** Start SOURCE RECORDS **

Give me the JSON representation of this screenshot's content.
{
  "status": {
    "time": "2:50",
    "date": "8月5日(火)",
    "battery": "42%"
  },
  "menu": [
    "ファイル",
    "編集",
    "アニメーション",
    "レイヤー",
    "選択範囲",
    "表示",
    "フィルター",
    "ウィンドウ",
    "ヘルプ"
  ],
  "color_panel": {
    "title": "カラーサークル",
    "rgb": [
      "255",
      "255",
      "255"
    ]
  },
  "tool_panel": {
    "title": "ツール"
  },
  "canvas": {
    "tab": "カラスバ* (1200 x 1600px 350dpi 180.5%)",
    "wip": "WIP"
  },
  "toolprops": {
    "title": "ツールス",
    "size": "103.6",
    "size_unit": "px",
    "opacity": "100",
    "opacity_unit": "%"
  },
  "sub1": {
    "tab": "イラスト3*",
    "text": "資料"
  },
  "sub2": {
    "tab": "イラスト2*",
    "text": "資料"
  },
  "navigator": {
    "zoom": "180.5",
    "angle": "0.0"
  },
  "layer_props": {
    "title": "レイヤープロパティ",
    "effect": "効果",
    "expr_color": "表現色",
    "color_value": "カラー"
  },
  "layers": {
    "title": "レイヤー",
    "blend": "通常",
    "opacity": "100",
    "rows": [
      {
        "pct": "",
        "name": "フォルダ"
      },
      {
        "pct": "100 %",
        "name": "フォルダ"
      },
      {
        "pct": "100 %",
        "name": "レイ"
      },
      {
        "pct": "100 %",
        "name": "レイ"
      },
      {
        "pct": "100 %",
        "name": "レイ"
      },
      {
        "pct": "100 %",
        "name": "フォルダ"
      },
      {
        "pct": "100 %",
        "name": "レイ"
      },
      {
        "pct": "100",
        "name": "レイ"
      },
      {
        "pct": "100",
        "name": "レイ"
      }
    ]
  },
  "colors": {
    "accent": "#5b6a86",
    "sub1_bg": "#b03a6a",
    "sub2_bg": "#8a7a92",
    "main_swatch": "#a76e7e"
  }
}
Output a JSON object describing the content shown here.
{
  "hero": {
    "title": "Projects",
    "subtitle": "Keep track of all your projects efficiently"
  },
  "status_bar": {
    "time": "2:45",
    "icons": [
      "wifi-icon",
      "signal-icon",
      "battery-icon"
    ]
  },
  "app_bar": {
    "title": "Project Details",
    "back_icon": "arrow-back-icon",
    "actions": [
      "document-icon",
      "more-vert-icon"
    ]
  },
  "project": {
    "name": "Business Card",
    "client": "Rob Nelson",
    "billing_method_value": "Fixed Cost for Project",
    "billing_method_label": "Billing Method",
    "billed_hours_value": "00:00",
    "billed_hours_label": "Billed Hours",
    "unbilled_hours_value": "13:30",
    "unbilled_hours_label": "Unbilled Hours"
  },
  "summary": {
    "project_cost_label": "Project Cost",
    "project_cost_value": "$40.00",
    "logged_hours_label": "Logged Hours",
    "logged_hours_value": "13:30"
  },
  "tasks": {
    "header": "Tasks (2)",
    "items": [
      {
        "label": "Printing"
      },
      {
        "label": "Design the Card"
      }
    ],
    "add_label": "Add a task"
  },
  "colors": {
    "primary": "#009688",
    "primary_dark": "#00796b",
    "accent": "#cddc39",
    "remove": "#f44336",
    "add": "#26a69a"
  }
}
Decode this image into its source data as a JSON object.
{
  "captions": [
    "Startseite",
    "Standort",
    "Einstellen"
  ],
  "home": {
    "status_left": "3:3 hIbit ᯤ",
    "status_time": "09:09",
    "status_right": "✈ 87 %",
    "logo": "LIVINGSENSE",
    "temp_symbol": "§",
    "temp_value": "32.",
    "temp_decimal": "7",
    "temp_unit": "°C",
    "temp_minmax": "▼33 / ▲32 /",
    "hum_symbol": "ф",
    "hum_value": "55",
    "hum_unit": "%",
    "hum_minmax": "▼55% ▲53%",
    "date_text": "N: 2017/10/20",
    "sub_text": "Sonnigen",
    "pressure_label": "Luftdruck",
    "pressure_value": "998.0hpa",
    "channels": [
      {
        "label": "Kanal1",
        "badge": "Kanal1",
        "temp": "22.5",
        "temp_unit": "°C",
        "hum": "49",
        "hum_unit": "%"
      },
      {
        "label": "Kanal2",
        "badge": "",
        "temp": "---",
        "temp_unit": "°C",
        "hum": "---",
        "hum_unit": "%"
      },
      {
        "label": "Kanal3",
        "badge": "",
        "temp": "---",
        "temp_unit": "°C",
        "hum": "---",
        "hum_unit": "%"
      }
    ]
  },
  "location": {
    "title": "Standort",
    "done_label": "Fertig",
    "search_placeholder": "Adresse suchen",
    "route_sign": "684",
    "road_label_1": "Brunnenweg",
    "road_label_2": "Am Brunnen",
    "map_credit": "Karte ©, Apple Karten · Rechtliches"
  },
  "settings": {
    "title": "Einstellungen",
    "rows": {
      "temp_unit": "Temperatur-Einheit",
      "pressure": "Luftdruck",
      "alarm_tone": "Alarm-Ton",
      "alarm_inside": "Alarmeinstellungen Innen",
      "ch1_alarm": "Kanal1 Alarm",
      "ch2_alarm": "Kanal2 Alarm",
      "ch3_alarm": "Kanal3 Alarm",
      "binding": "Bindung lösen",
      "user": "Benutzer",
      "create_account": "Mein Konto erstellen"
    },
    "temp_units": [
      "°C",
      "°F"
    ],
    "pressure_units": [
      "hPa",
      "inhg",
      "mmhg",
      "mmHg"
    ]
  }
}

** End SOURCE RECORDS **

From the material above, copy each line that includes the word "object".

Output a JSON object describing the content shown here.
Decode this image into its source data as a JSON object.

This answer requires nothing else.